Data entries:
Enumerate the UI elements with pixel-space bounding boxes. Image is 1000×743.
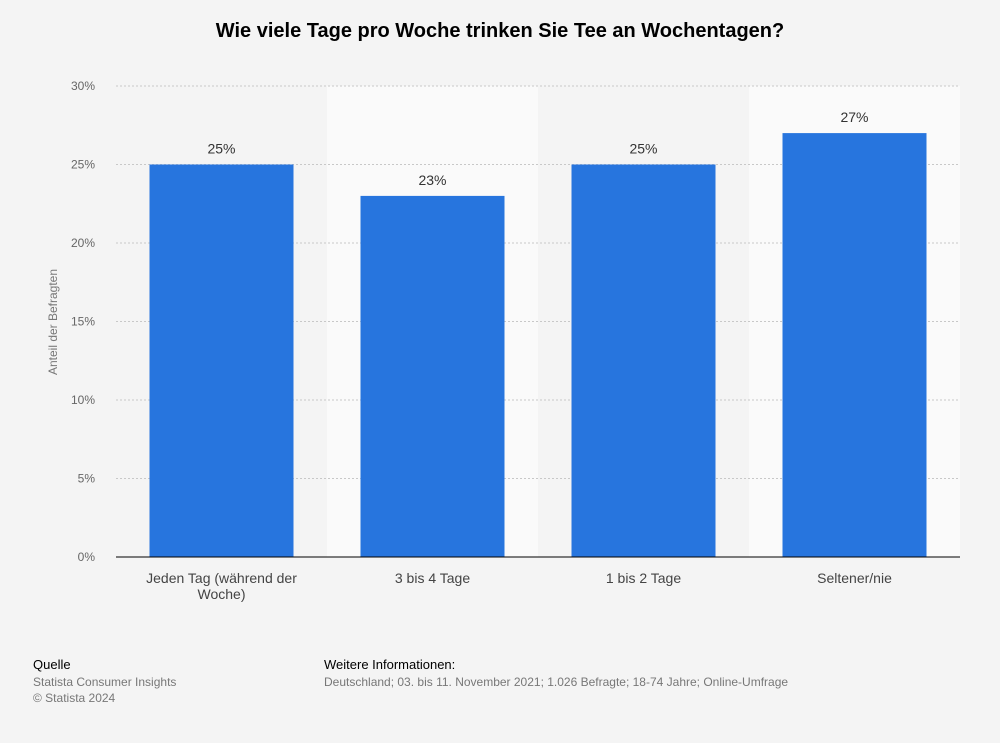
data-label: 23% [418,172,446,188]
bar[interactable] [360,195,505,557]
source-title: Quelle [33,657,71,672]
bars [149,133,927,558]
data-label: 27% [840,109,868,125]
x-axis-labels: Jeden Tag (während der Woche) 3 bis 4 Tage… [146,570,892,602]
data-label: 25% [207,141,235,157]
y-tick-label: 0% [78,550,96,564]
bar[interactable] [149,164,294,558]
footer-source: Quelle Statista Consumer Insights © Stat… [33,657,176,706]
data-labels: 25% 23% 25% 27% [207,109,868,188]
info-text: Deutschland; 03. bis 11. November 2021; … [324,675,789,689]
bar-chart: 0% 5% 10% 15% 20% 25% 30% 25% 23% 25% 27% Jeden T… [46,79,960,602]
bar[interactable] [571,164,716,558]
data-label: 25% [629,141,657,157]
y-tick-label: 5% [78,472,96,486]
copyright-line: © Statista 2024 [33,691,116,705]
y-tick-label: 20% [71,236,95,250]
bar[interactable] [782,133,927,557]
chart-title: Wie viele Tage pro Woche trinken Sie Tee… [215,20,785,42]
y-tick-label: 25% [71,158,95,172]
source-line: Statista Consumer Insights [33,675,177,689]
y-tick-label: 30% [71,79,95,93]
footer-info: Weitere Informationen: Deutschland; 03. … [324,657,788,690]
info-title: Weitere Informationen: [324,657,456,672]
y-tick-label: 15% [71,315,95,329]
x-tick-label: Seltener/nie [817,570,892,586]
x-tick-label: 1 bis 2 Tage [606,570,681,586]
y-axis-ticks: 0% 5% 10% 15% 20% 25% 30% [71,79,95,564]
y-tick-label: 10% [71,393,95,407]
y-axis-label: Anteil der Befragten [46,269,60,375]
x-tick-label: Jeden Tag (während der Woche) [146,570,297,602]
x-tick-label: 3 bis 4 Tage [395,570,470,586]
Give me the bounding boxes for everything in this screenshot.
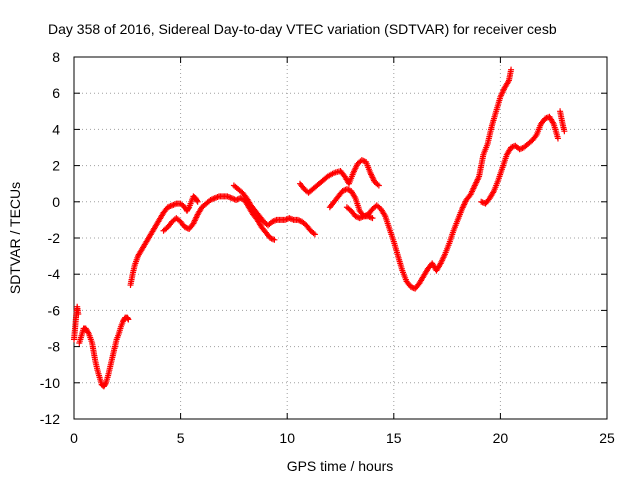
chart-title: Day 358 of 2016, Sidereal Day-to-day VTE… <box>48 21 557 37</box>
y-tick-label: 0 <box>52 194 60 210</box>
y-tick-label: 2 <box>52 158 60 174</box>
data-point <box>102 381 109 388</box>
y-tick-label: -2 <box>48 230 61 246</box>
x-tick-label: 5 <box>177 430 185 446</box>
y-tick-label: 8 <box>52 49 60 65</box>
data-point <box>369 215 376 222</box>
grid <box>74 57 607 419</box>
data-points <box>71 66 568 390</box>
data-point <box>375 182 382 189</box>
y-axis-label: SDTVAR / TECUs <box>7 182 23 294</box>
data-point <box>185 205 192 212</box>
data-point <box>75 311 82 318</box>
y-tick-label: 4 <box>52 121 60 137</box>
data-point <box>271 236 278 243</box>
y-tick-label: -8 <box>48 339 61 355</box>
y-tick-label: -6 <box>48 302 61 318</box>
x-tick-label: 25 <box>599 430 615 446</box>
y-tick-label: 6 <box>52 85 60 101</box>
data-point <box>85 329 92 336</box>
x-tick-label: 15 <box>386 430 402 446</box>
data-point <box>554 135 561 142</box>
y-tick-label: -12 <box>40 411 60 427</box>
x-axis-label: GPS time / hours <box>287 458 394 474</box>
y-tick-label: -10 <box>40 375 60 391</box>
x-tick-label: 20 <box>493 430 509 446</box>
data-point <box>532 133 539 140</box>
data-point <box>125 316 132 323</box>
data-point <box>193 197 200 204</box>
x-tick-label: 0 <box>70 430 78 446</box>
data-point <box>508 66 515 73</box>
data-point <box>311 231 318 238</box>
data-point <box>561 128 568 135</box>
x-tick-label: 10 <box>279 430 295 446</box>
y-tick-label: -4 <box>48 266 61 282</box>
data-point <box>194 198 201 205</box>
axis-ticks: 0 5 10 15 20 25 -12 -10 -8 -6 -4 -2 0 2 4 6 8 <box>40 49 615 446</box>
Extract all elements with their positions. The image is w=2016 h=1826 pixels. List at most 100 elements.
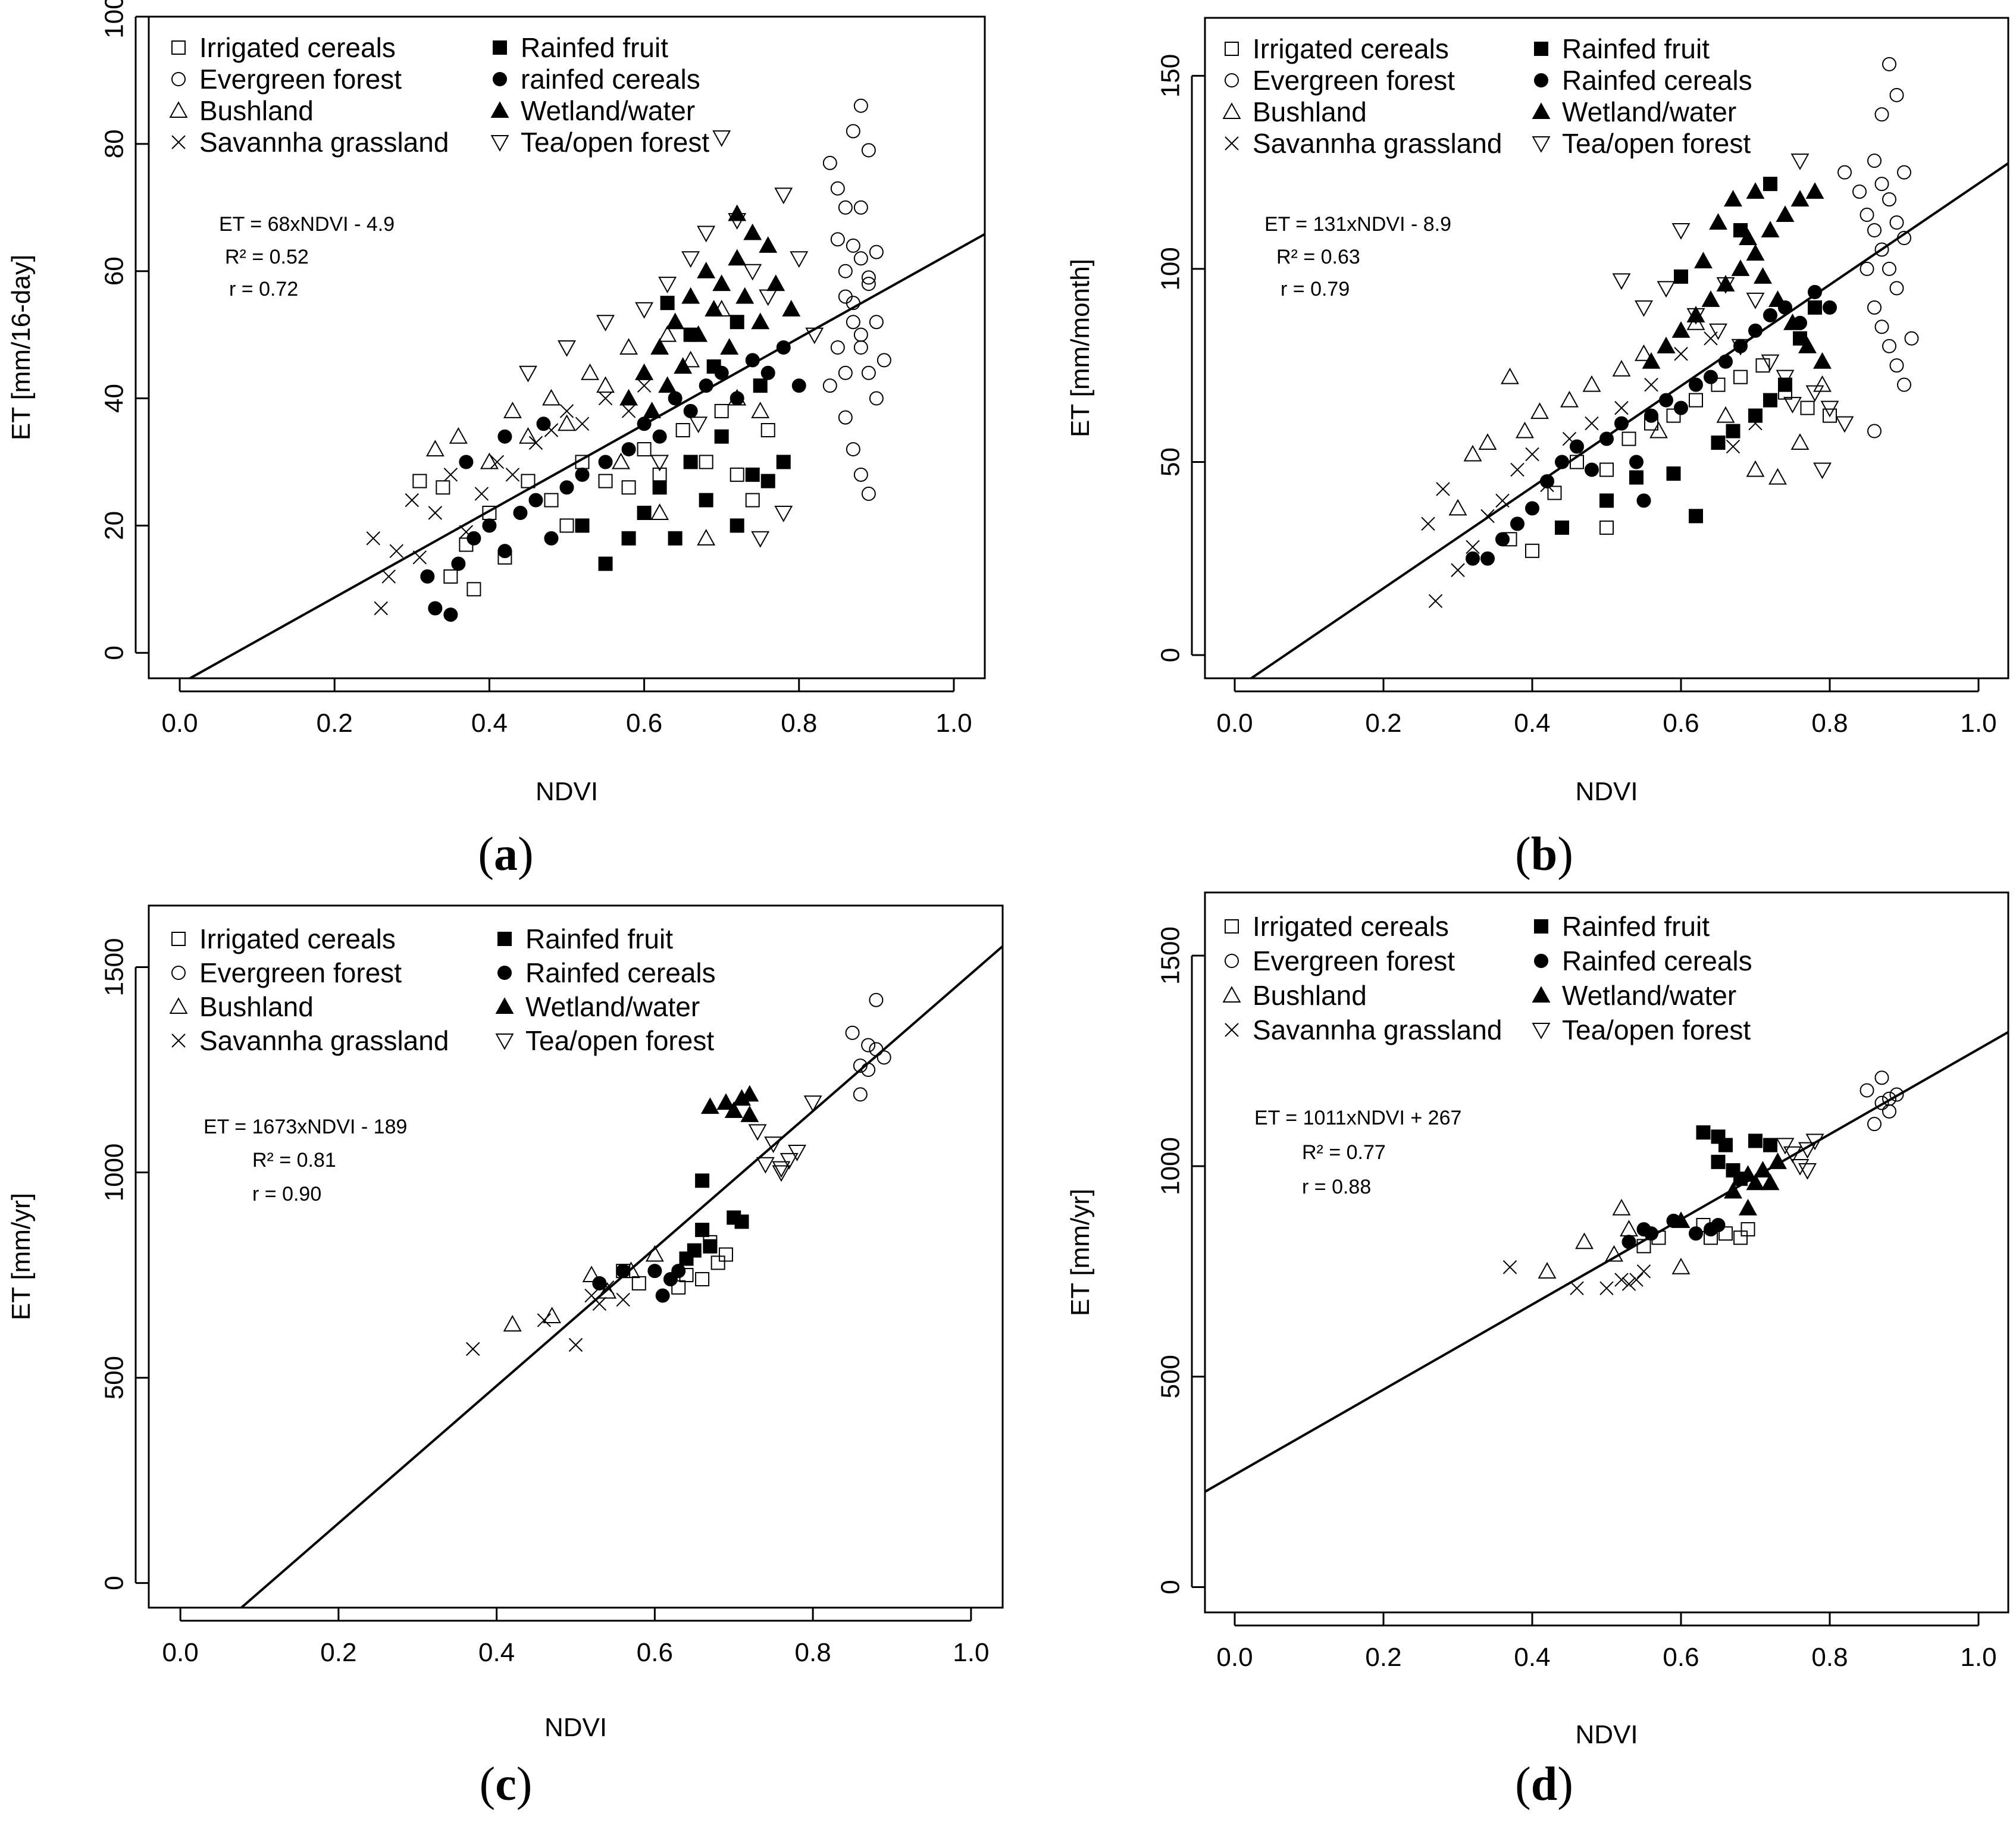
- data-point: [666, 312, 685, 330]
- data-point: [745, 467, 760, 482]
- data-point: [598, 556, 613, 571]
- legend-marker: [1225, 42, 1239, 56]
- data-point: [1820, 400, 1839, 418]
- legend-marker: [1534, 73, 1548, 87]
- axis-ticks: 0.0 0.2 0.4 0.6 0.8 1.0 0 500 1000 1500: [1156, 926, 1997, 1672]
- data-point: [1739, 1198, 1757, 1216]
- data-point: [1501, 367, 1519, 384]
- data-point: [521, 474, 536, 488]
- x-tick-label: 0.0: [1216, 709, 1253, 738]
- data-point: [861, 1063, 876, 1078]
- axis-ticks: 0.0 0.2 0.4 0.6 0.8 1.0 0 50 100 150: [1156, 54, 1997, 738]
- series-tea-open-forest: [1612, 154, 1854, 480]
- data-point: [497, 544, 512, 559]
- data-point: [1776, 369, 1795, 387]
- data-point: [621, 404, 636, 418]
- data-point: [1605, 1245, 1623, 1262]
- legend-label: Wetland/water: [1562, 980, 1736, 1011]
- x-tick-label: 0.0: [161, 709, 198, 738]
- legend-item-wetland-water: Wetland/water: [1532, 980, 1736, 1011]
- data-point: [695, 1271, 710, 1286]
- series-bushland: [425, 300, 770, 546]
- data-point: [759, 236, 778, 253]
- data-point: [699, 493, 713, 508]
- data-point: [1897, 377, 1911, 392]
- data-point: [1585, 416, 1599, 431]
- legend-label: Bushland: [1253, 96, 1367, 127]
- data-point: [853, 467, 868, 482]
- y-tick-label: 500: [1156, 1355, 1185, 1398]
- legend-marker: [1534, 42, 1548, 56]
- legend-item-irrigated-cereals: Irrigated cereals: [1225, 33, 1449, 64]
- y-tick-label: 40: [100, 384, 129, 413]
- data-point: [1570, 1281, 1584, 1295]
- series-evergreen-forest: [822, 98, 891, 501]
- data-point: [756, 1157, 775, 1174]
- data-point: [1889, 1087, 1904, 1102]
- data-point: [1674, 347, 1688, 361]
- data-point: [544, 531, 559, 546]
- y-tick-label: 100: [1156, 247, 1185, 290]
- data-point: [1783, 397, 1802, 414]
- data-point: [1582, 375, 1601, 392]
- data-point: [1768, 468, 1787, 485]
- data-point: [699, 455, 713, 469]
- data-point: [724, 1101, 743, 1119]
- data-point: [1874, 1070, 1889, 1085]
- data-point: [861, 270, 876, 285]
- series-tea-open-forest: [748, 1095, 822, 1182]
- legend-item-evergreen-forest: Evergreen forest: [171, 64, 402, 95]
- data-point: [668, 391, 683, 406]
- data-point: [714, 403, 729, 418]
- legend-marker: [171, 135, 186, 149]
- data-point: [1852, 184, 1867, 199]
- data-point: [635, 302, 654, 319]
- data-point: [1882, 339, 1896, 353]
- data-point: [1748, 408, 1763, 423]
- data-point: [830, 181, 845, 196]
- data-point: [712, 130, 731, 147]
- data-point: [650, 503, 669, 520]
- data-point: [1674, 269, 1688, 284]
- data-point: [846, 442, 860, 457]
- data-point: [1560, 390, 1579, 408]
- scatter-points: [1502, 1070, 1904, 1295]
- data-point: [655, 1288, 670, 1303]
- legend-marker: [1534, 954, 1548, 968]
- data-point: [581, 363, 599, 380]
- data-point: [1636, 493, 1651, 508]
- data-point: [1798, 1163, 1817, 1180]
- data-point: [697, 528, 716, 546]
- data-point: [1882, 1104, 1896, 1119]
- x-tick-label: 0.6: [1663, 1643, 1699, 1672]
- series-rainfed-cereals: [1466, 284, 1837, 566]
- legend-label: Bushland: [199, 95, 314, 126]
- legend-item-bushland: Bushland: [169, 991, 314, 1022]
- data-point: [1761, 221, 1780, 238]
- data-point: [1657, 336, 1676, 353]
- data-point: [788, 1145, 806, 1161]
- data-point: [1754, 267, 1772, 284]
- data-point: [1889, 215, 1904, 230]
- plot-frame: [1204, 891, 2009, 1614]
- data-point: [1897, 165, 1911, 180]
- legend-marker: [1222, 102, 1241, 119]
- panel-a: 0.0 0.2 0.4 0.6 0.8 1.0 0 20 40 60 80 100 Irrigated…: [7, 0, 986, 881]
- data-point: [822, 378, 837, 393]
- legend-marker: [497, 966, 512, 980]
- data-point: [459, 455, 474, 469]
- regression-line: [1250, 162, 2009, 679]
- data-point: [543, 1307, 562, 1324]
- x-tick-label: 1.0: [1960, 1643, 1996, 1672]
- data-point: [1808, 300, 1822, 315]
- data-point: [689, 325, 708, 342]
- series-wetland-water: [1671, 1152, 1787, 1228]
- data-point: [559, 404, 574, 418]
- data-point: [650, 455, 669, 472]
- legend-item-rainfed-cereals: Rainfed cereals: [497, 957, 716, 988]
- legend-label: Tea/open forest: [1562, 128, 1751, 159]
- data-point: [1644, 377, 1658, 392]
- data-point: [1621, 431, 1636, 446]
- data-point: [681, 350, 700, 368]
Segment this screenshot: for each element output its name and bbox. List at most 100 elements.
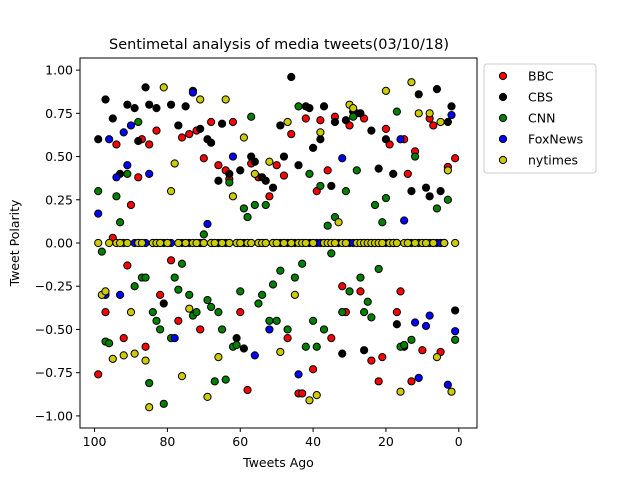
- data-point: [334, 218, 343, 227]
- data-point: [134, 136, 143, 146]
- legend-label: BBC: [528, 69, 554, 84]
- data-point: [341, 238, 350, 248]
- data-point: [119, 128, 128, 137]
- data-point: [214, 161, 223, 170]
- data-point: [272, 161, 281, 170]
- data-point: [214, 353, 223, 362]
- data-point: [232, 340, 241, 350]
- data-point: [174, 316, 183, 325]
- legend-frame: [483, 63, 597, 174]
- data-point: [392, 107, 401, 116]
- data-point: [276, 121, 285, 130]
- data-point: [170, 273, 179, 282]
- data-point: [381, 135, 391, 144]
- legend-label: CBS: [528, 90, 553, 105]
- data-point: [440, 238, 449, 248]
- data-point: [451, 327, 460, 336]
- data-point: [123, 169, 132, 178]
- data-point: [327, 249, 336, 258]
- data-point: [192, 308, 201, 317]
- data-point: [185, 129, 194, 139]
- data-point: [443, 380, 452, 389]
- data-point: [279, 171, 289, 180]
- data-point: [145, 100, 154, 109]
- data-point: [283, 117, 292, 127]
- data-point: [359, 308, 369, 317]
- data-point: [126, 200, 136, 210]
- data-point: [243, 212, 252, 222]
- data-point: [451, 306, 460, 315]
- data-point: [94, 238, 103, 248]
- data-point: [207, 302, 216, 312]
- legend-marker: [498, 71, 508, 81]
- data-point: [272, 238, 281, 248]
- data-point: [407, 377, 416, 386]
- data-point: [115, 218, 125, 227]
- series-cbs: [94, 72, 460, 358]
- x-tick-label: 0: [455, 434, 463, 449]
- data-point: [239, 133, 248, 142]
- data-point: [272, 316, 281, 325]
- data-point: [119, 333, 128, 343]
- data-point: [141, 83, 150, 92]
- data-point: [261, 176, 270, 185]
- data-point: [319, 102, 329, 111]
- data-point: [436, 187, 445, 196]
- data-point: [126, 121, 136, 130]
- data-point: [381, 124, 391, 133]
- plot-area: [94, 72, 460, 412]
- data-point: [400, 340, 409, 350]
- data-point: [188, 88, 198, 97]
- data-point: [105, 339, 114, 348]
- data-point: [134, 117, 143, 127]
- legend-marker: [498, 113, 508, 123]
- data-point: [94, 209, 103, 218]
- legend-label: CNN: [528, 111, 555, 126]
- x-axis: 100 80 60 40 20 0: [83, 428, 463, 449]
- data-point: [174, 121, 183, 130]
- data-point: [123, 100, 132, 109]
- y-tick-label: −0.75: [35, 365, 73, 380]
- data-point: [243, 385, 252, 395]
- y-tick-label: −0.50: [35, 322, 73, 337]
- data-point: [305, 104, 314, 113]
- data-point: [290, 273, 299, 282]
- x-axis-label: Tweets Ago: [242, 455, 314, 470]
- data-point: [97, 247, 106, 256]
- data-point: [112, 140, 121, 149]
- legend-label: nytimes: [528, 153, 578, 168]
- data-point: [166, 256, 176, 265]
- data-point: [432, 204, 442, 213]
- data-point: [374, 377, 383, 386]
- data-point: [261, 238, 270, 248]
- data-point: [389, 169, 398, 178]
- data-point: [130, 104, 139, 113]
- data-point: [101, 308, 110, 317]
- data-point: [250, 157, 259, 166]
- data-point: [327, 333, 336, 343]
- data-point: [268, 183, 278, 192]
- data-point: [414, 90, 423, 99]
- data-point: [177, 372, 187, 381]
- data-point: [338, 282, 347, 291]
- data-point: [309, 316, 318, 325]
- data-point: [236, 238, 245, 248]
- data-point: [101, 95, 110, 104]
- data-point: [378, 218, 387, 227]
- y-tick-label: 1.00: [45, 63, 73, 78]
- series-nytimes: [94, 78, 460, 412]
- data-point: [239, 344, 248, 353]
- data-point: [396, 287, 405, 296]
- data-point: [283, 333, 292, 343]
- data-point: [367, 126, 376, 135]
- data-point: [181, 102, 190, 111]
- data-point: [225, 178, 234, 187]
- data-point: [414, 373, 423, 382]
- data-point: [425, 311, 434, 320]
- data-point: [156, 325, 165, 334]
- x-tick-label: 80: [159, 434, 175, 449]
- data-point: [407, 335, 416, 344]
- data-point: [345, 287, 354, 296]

To be done:
Please retype the lines of the records from the line with "data-label: 23% [418,172,446,188]" up to and including the line with "Give me the", keeping each one identical.

Reply to the exercise:
data-label: 23% [418,172,446,188]
bar[interactable] [360,195,505,557]
source-title: Quelle [33,657,71,672]
bars [149,133,927,558]
data-label: 27% [840,109,868,125]
x-axis-labels: Jeden Tag (während der Woche) 3 bis 4 Tage… [146,570,892,602]
data-label: 25% [207,141,235,157]
y-tick-label: 0% [78,550,96,564]
bar[interactable] [149,164,294,558]
footer-source: Quelle Statista Consumer Insights © Stat… [33,657,176,706]
data-labels: 25% 23% 25% 27% [207,109,868,188]
info-text: Deutschland; 03. bis 11. November 2021; … [324,675,789,689]
bar-chart: 0% 5% 10% 15% 20% 25% 30% 25% 23% 25% 27% Jeden T… [46,79,960,602]
bar[interactable] [571,164,716,558]
data-label: 25% [629,141,657,157]
y-tick-label: 5% [78,472,96,486]
copyright-line: © Statista 2024 [33,691,116,705]
y-tick-label: 20% [71,236,95,250]
bar[interactable] [782,133,927,557]
chart-title: Wie viele Tage pro Woche trinken Sie Tee… [215,20,785,42]
y-tick-label: 25% [71,158,95,172]
source-line: Statista Consumer Insights [33,675,177,689]
y-tick-label: 30% [71,79,95,93]
footer-info: Weitere Informationen: Deutschland; 03. … [324,657,788,690]
info-title: Weitere Informationen: [324,657,456,672]
y-tick-label: 15% [71,315,95,329]
x-tick-label: Seltener/nie [817,570,892,586]
x-tick-label: 1 bis 2 Tage [606,570,681,586]
y-axis-ticks: 0% 5% 10% 15% 20% 25% 30% [71,79,95,564]
y-tick-label: 10% [71,393,95,407]
y-axis-label: Anteil der Befragten [46,269,60,375]
x-tick-label: Jeden Tag (während der Woche) [146,570,297,602]
x-tick-label: 3 bis 4 Tage [395,570,470,586]
Give me the bounding boxes for everything in this screenshot.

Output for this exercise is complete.